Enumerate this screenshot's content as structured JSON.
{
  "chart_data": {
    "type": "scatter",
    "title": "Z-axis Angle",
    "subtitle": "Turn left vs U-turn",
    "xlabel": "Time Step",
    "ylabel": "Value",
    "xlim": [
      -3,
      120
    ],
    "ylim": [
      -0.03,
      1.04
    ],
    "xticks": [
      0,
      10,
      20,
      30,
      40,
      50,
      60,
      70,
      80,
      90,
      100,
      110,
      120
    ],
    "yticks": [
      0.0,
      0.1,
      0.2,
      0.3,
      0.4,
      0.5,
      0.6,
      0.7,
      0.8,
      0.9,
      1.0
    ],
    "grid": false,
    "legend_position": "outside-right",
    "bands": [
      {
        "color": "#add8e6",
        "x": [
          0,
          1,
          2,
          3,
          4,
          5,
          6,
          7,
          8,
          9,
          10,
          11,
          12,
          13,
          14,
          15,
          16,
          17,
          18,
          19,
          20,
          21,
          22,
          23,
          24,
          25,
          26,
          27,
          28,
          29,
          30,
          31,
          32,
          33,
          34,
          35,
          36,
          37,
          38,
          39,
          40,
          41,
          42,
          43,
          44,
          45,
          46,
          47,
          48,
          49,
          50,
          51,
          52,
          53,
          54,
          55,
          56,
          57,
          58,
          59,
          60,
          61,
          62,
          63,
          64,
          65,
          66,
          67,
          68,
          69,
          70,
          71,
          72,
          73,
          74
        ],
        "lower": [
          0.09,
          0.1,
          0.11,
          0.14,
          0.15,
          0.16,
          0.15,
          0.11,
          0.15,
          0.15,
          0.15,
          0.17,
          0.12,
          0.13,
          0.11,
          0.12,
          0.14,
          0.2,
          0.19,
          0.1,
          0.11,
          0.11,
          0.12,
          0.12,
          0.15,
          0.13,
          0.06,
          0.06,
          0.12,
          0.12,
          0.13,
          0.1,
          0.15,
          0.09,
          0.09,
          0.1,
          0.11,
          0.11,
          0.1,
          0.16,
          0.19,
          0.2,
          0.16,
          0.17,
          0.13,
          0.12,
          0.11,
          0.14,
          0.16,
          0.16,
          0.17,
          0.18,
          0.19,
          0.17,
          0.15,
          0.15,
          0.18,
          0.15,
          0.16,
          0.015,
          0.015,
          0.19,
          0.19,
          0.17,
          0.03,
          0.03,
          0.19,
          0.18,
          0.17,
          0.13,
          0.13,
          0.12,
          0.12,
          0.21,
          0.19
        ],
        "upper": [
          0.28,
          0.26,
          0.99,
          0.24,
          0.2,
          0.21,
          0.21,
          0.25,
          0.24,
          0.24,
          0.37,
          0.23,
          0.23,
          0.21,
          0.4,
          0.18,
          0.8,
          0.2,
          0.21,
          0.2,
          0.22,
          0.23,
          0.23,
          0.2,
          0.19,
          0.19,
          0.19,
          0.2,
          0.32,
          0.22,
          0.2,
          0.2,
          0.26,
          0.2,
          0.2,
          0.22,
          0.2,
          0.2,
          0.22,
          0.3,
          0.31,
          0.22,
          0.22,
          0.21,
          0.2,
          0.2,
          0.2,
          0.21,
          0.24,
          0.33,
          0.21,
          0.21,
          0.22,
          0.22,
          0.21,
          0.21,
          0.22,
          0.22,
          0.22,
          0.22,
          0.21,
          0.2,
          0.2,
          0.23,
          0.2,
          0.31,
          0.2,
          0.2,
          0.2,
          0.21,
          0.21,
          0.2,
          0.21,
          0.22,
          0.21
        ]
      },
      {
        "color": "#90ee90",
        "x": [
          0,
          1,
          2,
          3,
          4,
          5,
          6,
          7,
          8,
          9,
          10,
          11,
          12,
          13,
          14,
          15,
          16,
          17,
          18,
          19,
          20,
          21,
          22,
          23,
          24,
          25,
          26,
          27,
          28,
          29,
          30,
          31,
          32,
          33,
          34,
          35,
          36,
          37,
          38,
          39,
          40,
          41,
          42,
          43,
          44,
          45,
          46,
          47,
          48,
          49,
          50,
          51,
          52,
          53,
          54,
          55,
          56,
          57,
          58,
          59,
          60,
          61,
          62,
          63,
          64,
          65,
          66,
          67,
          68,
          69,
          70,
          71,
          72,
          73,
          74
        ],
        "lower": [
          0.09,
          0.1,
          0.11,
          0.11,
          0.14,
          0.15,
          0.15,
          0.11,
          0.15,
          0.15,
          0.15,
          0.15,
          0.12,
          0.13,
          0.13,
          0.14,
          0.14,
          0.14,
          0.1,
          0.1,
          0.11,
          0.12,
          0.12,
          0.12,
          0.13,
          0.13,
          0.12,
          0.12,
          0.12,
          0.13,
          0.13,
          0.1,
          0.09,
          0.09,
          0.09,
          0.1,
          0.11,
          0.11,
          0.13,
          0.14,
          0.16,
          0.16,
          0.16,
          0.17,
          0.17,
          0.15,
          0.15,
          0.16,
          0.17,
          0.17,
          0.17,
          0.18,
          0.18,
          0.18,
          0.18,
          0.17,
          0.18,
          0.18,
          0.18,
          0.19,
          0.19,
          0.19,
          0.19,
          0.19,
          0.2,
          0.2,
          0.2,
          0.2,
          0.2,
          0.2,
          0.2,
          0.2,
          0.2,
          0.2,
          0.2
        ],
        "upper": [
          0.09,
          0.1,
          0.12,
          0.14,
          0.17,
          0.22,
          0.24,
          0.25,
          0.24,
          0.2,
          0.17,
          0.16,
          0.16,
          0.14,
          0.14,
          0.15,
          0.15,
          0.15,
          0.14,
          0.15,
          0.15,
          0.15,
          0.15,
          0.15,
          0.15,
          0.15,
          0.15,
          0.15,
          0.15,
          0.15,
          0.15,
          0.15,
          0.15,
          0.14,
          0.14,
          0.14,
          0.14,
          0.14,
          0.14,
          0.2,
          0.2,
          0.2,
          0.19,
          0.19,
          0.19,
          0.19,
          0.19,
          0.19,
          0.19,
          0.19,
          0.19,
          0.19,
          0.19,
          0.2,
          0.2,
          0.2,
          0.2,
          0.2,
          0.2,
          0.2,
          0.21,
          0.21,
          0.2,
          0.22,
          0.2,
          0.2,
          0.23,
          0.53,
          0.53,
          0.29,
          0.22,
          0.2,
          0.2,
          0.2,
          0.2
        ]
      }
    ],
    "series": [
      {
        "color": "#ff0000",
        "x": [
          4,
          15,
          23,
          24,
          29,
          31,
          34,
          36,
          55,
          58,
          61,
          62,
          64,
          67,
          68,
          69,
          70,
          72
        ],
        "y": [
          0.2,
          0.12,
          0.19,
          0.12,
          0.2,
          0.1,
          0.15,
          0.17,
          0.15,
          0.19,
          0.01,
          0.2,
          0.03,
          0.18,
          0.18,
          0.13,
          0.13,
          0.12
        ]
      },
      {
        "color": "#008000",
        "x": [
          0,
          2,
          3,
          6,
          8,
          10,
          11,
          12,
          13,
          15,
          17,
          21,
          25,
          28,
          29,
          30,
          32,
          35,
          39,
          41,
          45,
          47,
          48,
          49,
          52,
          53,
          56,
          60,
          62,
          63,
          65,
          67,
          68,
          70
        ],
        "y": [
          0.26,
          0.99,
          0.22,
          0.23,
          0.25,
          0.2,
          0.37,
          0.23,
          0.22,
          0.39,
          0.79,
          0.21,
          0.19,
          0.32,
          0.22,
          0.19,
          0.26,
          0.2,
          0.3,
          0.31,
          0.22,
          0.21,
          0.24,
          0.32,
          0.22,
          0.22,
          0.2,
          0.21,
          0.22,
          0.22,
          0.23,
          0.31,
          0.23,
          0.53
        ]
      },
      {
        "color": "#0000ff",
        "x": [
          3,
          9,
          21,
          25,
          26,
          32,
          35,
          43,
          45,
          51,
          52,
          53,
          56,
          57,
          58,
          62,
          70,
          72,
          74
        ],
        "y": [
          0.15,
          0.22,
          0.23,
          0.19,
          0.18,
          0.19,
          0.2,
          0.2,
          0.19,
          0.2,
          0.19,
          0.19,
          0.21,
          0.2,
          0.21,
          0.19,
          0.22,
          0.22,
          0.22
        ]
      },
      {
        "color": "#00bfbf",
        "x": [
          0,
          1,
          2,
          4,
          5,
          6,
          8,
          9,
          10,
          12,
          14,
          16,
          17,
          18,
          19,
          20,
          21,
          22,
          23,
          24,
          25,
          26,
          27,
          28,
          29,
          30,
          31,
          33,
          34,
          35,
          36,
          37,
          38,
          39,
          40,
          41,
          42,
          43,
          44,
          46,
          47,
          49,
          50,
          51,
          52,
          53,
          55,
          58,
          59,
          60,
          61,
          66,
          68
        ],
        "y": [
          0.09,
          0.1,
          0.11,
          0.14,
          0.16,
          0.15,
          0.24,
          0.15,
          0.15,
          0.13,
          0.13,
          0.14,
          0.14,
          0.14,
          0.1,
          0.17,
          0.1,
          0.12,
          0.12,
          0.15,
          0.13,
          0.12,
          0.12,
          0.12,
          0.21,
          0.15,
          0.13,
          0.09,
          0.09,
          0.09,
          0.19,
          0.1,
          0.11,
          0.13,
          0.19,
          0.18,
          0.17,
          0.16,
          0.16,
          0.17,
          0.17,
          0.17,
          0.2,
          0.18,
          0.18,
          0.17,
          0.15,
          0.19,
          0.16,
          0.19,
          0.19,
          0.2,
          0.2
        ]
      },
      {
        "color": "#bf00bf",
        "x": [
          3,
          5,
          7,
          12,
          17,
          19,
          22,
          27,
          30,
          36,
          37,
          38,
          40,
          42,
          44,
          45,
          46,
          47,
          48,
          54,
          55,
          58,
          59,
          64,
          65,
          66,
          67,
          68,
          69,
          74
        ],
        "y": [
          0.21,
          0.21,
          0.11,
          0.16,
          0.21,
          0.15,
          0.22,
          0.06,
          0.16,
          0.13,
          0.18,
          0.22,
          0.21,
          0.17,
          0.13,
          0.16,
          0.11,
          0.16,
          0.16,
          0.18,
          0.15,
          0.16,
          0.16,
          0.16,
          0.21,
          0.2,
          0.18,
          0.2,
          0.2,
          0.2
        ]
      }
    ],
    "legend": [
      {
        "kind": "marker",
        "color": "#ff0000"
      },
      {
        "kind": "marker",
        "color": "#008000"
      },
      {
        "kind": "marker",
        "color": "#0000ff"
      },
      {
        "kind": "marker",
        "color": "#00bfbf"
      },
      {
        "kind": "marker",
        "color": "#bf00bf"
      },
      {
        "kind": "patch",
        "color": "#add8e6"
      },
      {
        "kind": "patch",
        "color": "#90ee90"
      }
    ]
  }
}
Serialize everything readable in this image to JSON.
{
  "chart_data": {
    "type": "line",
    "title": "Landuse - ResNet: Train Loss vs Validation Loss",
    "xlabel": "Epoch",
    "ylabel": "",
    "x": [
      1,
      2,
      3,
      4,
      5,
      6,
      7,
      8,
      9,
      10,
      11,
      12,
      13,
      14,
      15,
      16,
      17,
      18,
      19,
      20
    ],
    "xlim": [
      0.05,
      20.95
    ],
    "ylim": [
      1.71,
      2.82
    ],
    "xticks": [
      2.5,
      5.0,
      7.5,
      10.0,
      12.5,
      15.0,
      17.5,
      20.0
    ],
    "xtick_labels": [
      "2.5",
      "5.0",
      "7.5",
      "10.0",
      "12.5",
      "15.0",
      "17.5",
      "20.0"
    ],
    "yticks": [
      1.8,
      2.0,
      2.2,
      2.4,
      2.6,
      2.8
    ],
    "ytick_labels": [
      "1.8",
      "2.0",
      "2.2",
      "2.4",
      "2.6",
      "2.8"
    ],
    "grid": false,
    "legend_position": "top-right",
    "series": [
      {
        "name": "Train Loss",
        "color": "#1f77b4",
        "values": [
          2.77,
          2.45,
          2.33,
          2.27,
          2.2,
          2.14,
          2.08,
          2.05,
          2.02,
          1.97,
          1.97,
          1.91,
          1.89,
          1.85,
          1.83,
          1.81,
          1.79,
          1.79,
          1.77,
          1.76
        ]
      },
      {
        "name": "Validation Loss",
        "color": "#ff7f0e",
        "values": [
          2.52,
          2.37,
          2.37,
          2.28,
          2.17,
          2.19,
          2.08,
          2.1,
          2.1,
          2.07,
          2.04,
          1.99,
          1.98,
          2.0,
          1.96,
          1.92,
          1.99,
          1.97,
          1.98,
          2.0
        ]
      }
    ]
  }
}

⁂

**Work instructions**
Whichever lines contain the string "Validation", select and copy them.

**Solution below**
    "title": "Landuse - ResNet: Train Loss vs Validation Loss",
        "name": "Validation Loss",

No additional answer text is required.